WORK TO COMPLETE: Search the records below for the string "alveolar", and report each line that contains it.

ENTRIES PROVIDED:

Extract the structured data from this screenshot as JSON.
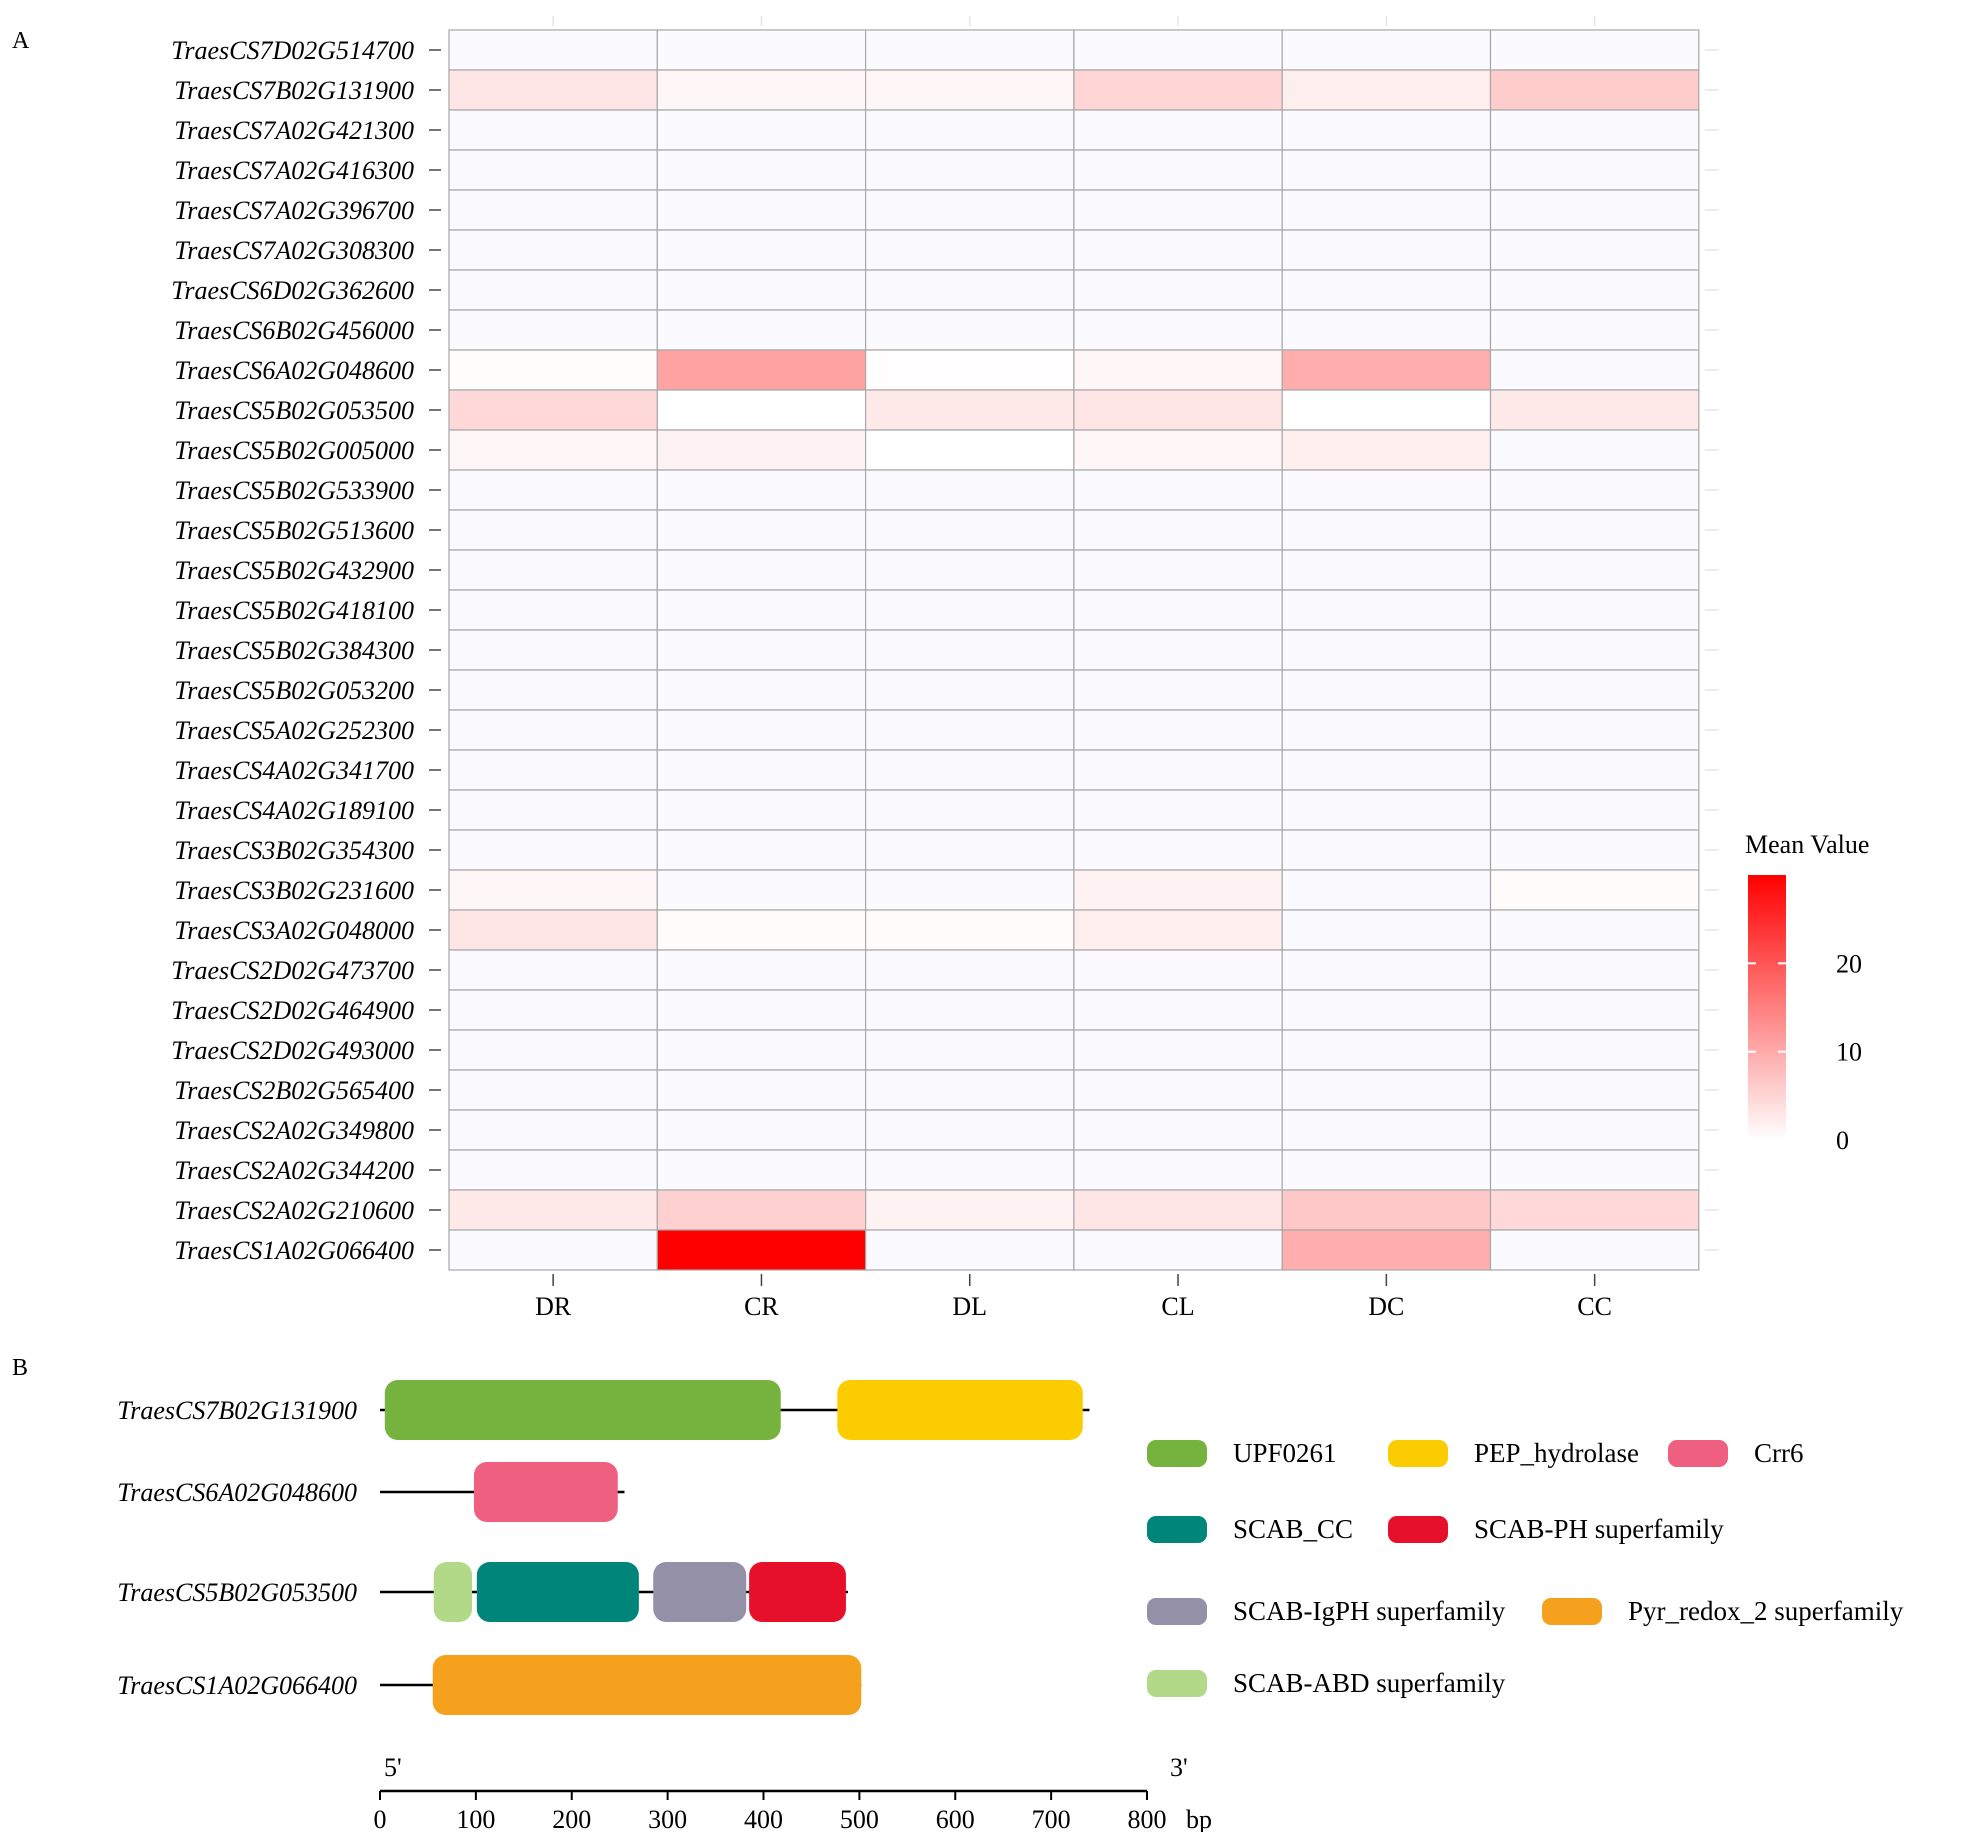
{
  "panel_labels": {
    "a": "A",
    "b": "B"
  },
  "chart_data": [
    {
      "type": "heatmap",
      "panel": "A",
      "columns": [
        "DR",
        "CR",
        "DL",
        "CL",
        "DC",
        "CC"
      ],
      "rows": [
        "TraesCS7D02G514700",
        "TraesCS7B02G131900",
        "TraesCS7A02G421300",
        "TraesCS7A02G416300",
        "TraesCS7A02G396700",
        "TraesCS7A02G308300",
        "TraesCS6D02G362600",
        "TraesCS6B02G456000",
        "TraesCS6A02G048600",
        "TraesCS5B02G053500",
        "TraesCS5B02G005000",
        "TraesCS5B02G533900",
        "TraesCS5B02G513600",
        "TraesCS5B02G432900",
        "TraesCS5B02G418100",
        "TraesCS5B02G384300",
        "TraesCS5B02G053200",
        "TraesCS5A02G252300",
        "TraesCS4A02G341700",
        "TraesCS4A02G189100",
        "TraesCS3B02G354300",
        "TraesCS3B02G231600",
        "TraesCS3A02G048000",
        "TraesCS2D02G473700",
        "TraesCS2D02G464900",
        "TraesCS2D02G493000",
        "TraesCS2B02G565400",
        "TraesCS2A02G349800",
        "TraesCS2A02G344200",
        "TraesCS2A02G210600",
        "TraesCS1A02G066400"
      ],
      "values": [
        [
          0,
          0,
          0,
          0,
          0,
          0
        ],
        [
          3,
          1,
          1,
          5,
          2,
          6
        ],
        [
          0,
          0,
          0,
          0,
          0,
          0
        ],
        [
          0,
          0,
          0,
          0,
          0,
          0
        ],
        [
          0,
          0,
          0,
          0,
          0,
          0
        ],
        [
          0,
          0,
          0,
          0,
          0,
          0
        ],
        [
          0,
          0,
          0,
          0,
          0,
          0
        ],
        [
          0,
          0,
          0,
          0,
          0,
          0
        ],
        [
          0.3,
          11,
          0.2,
          1,
          9.5,
          0
        ],
        [
          4.5,
          0.1,
          2.5,
          3,
          0.05,
          2.5
        ],
        [
          1,
          1.5,
          0.05,
          1,
          2,
          0
        ],
        [
          0,
          0,
          0,
          0,
          0,
          0
        ],
        [
          0,
          0,
          0,
          0,
          0,
          0
        ],
        [
          0,
          0,
          0,
          0,
          0,
          0
        ],
        [
          0,
          0,
          0,
          0,
          0,
          0
        ],
        [
          0,
          0,
          0,
          0,
          0,
          0
        ],
        [
          0,
          0,
          0,
          0,
          0,
          0
        ],
        [
          0,
          0,
          0,
          0,
          0,
          0
        ],
        [
          0,
          0,
          0,
          0,
          0,
          0
        ],
        [
          0,
          0,
          0,
          0,
          0,
          0
        ],
        [
          0,
          0,
          0,
          0,
          0,
          0
        ],
        [
          1,
          0,
          0,
          1.5,
          0,
          0.5
        ],
        [
          3,
          0.5,
          0.5,
          2,
          0,
          0
        ],
        [
          0,
          0,
          0,
          0,
          0,
          0
        ],
        [
          0,
          0,
          0,
          0,
          0,
          0
        ],
        [
          0,
          0,
          0,
          0,
          0,
          0
        ],
        [
          0,
          0,
          0,
          0,
          0,
          0
        ],
        [
          0,
          0,
          0,
          0,
          0,
          0
        ],
        [
          0,
          0,
          0,
          0,
          0,
          0
        ],
        [
          2.5,
          5.5,
          1.5,
          3,
          6.5,
          4.5
        ],
        [
          0,
          30,
          0,
          0,
          9.5,
          0
        ]
      ],
      "legend": {
        "title": "Mean Value",
        "ticks": [
          0,
          10,
          20
        ],
        "range": [
          0,
          30
        ],
        "colors": {
          "low": "#ffffff",
          "high": "#ff0000",
          "zero": "#fbfaff"
        }
      }
    },
    {
      "type": "domain-diagram",
      "panel": "B",
      "genes": [
        {
          "name": "TraesCS7B02G131900",
          "length": 740,
          "domains": [
            {
              "name": "UPF0261",
              "start": 5,
              "end": 418
            },
            {
              "name": "PEP_hydrolase",
              "start": 477,
              "end": 733
            }
          ]
        },
        {
          "name": "TraesCS6A02G048600",
          "length": 255,
          "domains": [
            {
              "name": "Crr6",
              "start": 98,
              "end": 248
            }
          ]
        },
        {
          "name": "TraesCS5B02G053500",
          "length": 488,
          "domains": [
            {
              "name": "SCAB-ABD superfamily",
              "start": 56,
              "end": 96
            },
            {
              "name": "SCAB_CC",
              "start": 101,
              "end": 270
            },
            {
              "name": "SCAB-IgPH superfamily",
              "start": 285,
              "end": 382
            },
            {
              "name": "SCAB-PH superfamily",
              "start": 385,
              "end": 486
            }
          ]
        },
        {
          "name": "TraesCS1A02G066400",
          "length": 502,
          "domains": [
            {
              "name": "Pyr_redox_2 superfamily",
              "start": 55,
              "end": 502
            }
          ]
        }
      ],
      "legend": [
        {
          "name": "UPF0261",
          "color": "#76b33e"
        },
        {
          "name": "PEP_hydrolase",
          "color": "#fbcd00"
        },
        {
          "name": "Crr6",
          "color": "#ef5f80"
        },
        {
          "name": "SCAB_CC",
          "color": "#00857a"
        },
        {
          "name": "SCAB-PH superfamily",
          "color": "#e6102b"
        },
        {
          "name": "SCAB-IgPH superfamily",
          "color": "#9390a8"
        },
        {
          "name": "Pyr_redox_2 superfamily",
          "color": "#f5a11e"
        },
        {
          "name": "SCAB-ABD superfamily",
          "color": "#b2d988"
        }
      ],
      "axis": {
        "ticks": [
          0,
          100,
          200,
          300,
          400,
          500,
          600,
          700,
          800
        ],
        "range": [
          0,
          800
        ],
        "unit": "bp",
        "five_prime": "5'",
        "three_prime": "3'"
      }
    }
  ]
}
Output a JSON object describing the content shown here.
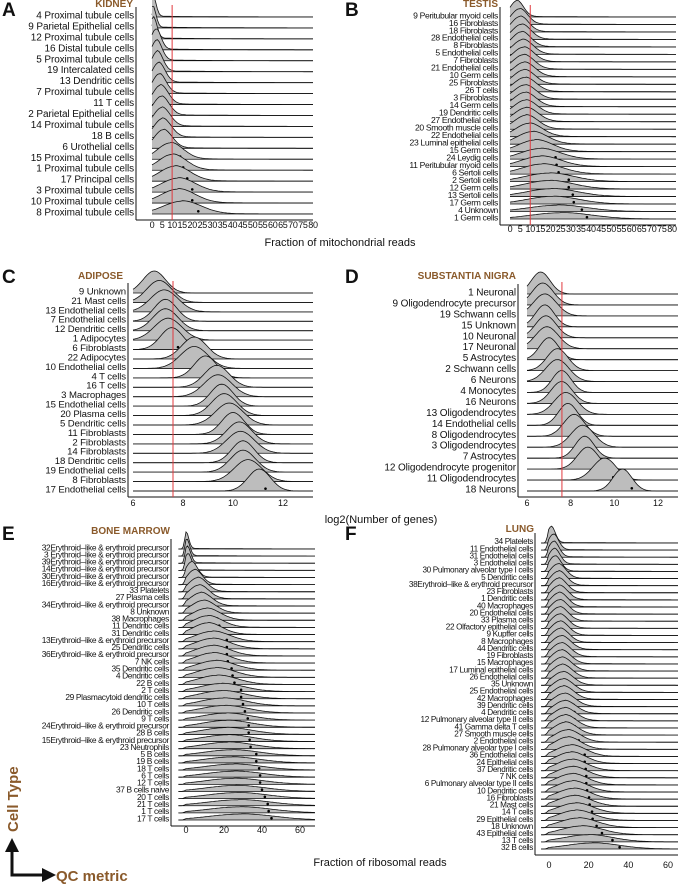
{
  "figure": {
    "axis_titles": {
      "mito": "Fraction of mitochondrial reads",
      "genes": "log2(Number of genes)",
      "ribo": "Fraction of ribosomal reads"
    },
    "legend": {
      "y_label": "Cell Type",
      "x_label": "QC metric"
    },
    "colors": {
      "density_fill": "#bdbdbd",
      "threshold": "#e0393e",
      "title": "#8a5a2b"
    }
  },
  "chart_data": [
    {
      "panel": "A",
      "title": "KIDNEY",
      "type": "ridgeline",
      "metric": "mito",
      "xlim": [
        0,
        80
      ],
      "threshold": 10,
      "ticks": [
        0,
        5,
        10,
        15,
        20,
        25,
        30,
        35,
        40,
        45,
        50,
        55,
        60,
        65,
        70,
        75,
        80
      ],
      "categories": [
        "4 Proximal tubule cells",
        "9 Parietal Epithelial cells",
        "12 Proximal tubule cells",
        "16 Distal tubule cells",
        "5 Proximal tubule cells",
        "19 Intercalated cells",
        "13 Dendritic cells",
        "7 Proximal tubule cells",
        "11 T cells",
        "2 Parietal Epithelial cells",
        "14 Proximal tubule cells",
        "18 B cells",
        "6 Urothelial cells",
        "15 Proximal tubule cells",
        "1 Proximal tubule cells",
        "17 Principal cells",
        "3 Proximal tubule cells",
        "10 Proximal tubule cells",
        "8 Proximal tubule cells"
      ],
      "medians": [
        0.5,
        0.5,
        1,
        3,
        3.5,
        4,
        5,
        5.5,
        6.5,
        7,
        7.5,
        8,
        8.5,
        14,
        15.5,
        17.5,
        20,
        20,
        23
      ]
    },
    {
      "panel": "B",
      "title": "TESTIS",
      "type": "ridgeline",
      "metric": "mito",
      "xlim": [
        0,
        80
      ],
      "threshold": 10,
      "ticks": [
        0,
        5,
        10,
        15,
        20,
        25,
        30,
        35,
        40,
        45,
        50,
        55,
        60,
        65,
        70,
        75,
        80
      ],
      "categories": [
        "9 Peritubular myoid cells",
        "16 Fibroblasts",
        "18 Fibroblasts",
        "28 Endothelial cells",
        "8 Fibroblasts",
        "5 Endothelial cells",
        "7 Fibroblasts",
        "21 Endothelial cells",
        "10 Germ cells",
        "25 Fibroblasts",
        "26 T cells",
        "3 Fibroblasts",
        "14 Germ cells",
        "19 Dendritic cells",
        "27 Endothelial cells",
        "20 Smooth muscle cells",
        "22 Endothelial cells",
        "23 Luminal epithelial cells",
        "15 Germ cells",
        "24 Leydig cells",
        "11 Peritubular myoid cells",
        "6 Sertoli cells",
        "2 Sertoli cells",
        "12 Germ cells",
        "13 Sertoli cells",
        "17 Germ cells",
        "4 Unknown",
        "1 Germ cells"
      ],
      "medians": [
        5,
        7,
        7.5,
        8.5,
        8.5,
        9.5,
        10,
        10,
        10.5,
        10.5,
        11,
        11,
        11,
        11.5,
        12,
        12,
        14,
        16.5,
        19,
        22.5,
        23,
        24,
        29,
        29,
        31,
        31.5,
        35.5,
        38
      ]
    },
    {
      "panel": "C",
      "title": "ADIPOSE",
      "type": "ridgeline",
      "metric": "genes",
      "xlim": [
        6,
        13.2
      ],
      "threshold": 7.6,
      "ticks": [
        6,
        8,
        10,
        12
      ],
      "categories": [
        "9 Unknown",
        "21 Mast cells",
        "13 Endothelial cells",
        "7 Endothelial cells",
        "12 Dendritic cells",
        "1 Adipocytes",
        "6 Fibroblasts",
        "22 Adipocytes",
        "10 Endothelial cells",
        "4 T cells",
        "16 T cells",
        "3 Macrophages",
        "15 Endothelial cells",
        "20 Plasma cells",
        "5 Dendritic cells",
        "11 Fibroblasts",
        "2 Fibroblasts",
        "14 Fibroblasts",
        "18 Dendritic cells",
        "19 Endothelial cells",
        "8 Fibroblasts",
        "17 Endothelial cells"
      ],
      "medians": [
        7.1,
        7.3,
        7.5,
        7.55,
        7.55,
        7.65,
        7.8,
        8.7,
        8.7,
        9.15,
        9.6,
        9.65,
        9.8,
        9.9,
        10.1,
        10.25,
        10.5,
        10.55,
        10.65,
        10.65,
        10.85,
        11.3
      ]
    },
    {
      "panel": "D",
      "title": "SUBSTANTIA NIGRA",
      "type": "ridgeline",
      "metric": "genes",
      "xlim": [
        6,
        13.2
      ],
      "threshold": 7.6,
      "ticks": [
        6,
        8,
        10,
        12
      ],
      "categories": [
        "1 Neuronal",
        "9 Oligodendrocyte precursor",
        "19 Schwann cells",
        "15 Unknown",
        "10 Neuronal",
        "17 Neuronal",
        "5 Astrocytes",
        "2 Schwann cells",
        "6 Neurons",
        "4 Monocytes",
        "16 Neurons",
        "13 Oligodendrocytes",
        "14 Endothelial cells",
        "8 Oligodendrocytes",
        "3 Oligodendrocytes",
        "7 Astrocytes",
        "12 Oligodendrocyte progenitor",
        "11 Oligodendrocytes",
        "18 Neurons"
      ],
      "medians": [
        6.9,
        7.0,
        7.1,
        7.1,
        7.15,
        7.2,
        7.3,
        7.7,
        7.7,
        7.9,
        7.9,
        8.1,
        8.2,
        8.5,
        8.9,
        9.0,
        9.15,
        9.95,
        10.8
      ]
    },
    {
      "panel": "E",
      "title": "BONE MARROW",
      "type": "ridgeline",
      "metric": "ribo",
      "xlim": [
        -4,
        68
      ],
      "threshold": null,
      "ticks": [
        0,
        20,
        40,
        60
      ],
      "categories": [
        "32Erythroid–like & erythroid precursor",
        "3 Erythroid–like & erythroid precursor",
        "39Erythroid–like & erythroid precursor",
        "14Erythroid–like & erythroid precursor",
        "30Erythroid–like & erythroid precursor",
        "16Erythroid–like & erythroid precursor",
        "33 Platelets",
        "27 Plasma cells",
        "34Erythroid–like & erythroid precursor",
        "8 Unknown",
        "38 Macrophages",
        "11 Dendritic cells",
        "31 Dendritic cells",
        "13Erythroid–like & erythroid precursor",
        "25 Dendritic cells",
        "36Erythroid–like & erythroid precursor",
        "7 NK cells",
        "35 Dendritic cells",
        "4 Dendritic cells",
        "22 B cells",
        "2 T cells",
        "29 Plasmacytoid dendritic cells",
        "10 T cells",
        "26 Dendritic cells",
        "9 T cells",
        "24Erythroid–like & erythroid precursor",
        "28 B cells",
        "15Erythroid–like & erythroid precursor",
        "23 Neutrophils",
        "5 B cells",
        "19 B cells",
        "18 T cells",
        "6 T cells",
        "12 T cells",
        "37 B cells naive",
        "20 T cells",
        "21 T cells",
        "1 T cells",
        "17 T cells"
      ],
      "medians": [
        0,
        0.5,
        1,
        1.5,
        4.5,
        7,
        9.5,
        10.5,
        12,
        14,
        16.5,
        17.5,
        17.5,
        21.5,
        21.5,
        21.5,
        22,
        24,
        24.5,
        25.5,
        29,
        29,
        30,
        31,
        32.5,
        33,
        33,
        33.5,
        34,
        37,
        37,
        38.5,
        39,
        39,
        40,
        41.5,
        43,
        43.5,
        45
      ]
    },
    {
      "panel": "F",
      "title": "LUNG",
      "type": "ridgeline",
      "metric": "ribo",
      "xlim": [
        -4,
        68
      ],
      "threshold": null,
      "ticks": [
        0,
        20,
        40,
        60
      ],
      "categories": [
        "34 Platelets",
        "11 Endothelial cells",
        "31 Endothelial cells",
        "3 Endothelial cells",
        "30 Pulmonary alveolar type I cells",
        "5 Dendritic cells",
        "38Erythroid–like & erythroid precursor",
        "23 Fibroblasts",
        "1 Dendritic cells",
        "40 Macrophages",
        "20 Endothelial cells",
        "33 Plasma cells",
        "22 Olfactory epithelial cells",
        "9 Kupffer cells",
        "8 Macrophages",
        "44 Dendritic cells",
        "19 Fibroblasts",
        "15 Macrophages",
        "17 Luminal epithelial cells",
        "26 Endothelial cells",
        "35 Unknown",
        "25 Endothelial cells",
        "42 Macrophages",
        "39 Dendritic cells",
        "4 Dendritic cells",
        "12 Pulmonary alveolar type II cells",
        "41 Gamma delta T cells",
        "27 Smooth muscle cells",
        "2 Endothelial cells",
        "28 Pulmonary alveolar type I cells",
        "36 Endothelial cells",
        "24 Epithelial cells",
        "37 Dendritic cells",
        "7 NK cells",
        "6 Pulmonary alveolar type II cells",
        "10 Dendritic cells",
        "16 Fibroblasts",
        "21 Mast cells",
        "14 T cells",
        "29 Epithelial cells",
        "18 Unknown",
        "43 Epithelial cells",
        "13 T cells",
        "32 B cells"
      ],
      "medians": [
        2,
        3.7,
        4,
        4.5,
        5,
        7.5,
        8,
        8,
        8.5,
        8.5,
        8.7,
        8.7,
        8.7,
        9,
        9.2,
        10,
        10,
        10,
        10.5,
        10.8,
        11.3,
        11.5,
        11.7,
        12.4,
        12.8,
        12.8,
        13,
        13.5,
        15,
        15.3,
        18,
        18,
        18.5,
        18.8,
        18.8,
        19.2,
        20.2,
        20.5,
        21.7,
        22,
        24,
        26.7,
        32,
        35.6
      ]
    }
  ]
}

RESPONSE TO THE EXERCISE:
        "30 Pulmonary alveolar type I cells",
        "12 Pulmonary alveolar type II cells",
        "28 Pulmonary alveolar type I cells",
        "6 Pulmonary alveolar type II cells",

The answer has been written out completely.